-- START INPUT --

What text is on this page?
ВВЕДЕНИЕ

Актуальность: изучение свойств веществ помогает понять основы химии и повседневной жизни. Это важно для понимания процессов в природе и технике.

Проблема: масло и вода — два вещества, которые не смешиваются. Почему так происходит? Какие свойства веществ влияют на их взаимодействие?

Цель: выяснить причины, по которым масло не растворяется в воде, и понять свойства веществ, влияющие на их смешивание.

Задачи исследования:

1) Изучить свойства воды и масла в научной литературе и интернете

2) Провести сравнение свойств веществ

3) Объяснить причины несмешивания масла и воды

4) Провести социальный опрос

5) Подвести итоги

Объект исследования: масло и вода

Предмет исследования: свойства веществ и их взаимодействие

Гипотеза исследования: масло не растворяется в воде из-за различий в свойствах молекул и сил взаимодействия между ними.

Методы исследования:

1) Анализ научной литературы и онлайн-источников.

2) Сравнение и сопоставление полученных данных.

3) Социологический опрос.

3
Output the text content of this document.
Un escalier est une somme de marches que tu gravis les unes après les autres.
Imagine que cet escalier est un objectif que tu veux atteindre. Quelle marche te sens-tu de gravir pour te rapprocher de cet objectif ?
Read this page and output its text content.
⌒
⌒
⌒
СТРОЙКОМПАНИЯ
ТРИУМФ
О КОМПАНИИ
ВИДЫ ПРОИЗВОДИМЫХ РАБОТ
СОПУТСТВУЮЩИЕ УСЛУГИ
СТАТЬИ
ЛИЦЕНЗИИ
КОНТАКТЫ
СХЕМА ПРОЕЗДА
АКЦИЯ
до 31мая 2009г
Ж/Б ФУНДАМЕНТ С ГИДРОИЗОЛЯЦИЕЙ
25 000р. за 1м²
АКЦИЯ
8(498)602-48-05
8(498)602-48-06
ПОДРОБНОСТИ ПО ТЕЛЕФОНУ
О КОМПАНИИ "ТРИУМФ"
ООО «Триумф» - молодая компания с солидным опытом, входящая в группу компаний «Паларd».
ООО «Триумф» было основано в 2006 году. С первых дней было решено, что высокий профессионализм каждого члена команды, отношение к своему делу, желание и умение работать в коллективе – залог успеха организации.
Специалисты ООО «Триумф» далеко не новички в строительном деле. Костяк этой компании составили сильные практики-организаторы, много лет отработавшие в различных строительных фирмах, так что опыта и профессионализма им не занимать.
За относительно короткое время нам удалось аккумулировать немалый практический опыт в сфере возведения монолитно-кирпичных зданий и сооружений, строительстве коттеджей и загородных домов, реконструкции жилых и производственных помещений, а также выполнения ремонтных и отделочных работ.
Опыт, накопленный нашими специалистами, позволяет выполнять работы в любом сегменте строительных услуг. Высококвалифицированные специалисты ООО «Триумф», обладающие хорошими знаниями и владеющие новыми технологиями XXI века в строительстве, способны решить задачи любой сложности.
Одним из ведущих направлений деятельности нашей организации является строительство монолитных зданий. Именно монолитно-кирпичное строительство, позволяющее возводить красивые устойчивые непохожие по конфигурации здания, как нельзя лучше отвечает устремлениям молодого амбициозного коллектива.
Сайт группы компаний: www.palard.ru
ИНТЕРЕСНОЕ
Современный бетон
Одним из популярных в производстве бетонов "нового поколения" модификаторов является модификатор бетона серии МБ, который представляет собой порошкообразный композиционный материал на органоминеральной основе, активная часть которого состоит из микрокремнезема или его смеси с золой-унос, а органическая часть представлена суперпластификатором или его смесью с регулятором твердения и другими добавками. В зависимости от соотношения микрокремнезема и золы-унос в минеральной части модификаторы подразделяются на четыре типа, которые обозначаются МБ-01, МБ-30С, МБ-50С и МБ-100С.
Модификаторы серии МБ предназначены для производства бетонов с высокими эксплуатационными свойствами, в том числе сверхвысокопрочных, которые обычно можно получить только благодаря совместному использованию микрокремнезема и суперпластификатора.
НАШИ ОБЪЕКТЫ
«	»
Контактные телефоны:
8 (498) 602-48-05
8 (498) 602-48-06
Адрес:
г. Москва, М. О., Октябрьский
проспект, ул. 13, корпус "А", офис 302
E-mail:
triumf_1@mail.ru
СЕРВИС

-- END INPUT --

§ **EXERCISE OBJECTIVE**
From the entries above, copy every line that holds the word "компаний".

§ **EXPECTED ANSWER**
ООО «Триумф» - молодая компания с солидным опытом, входящая в группу компаний «Паларd».
Сайт группы компаний: www.palard.ru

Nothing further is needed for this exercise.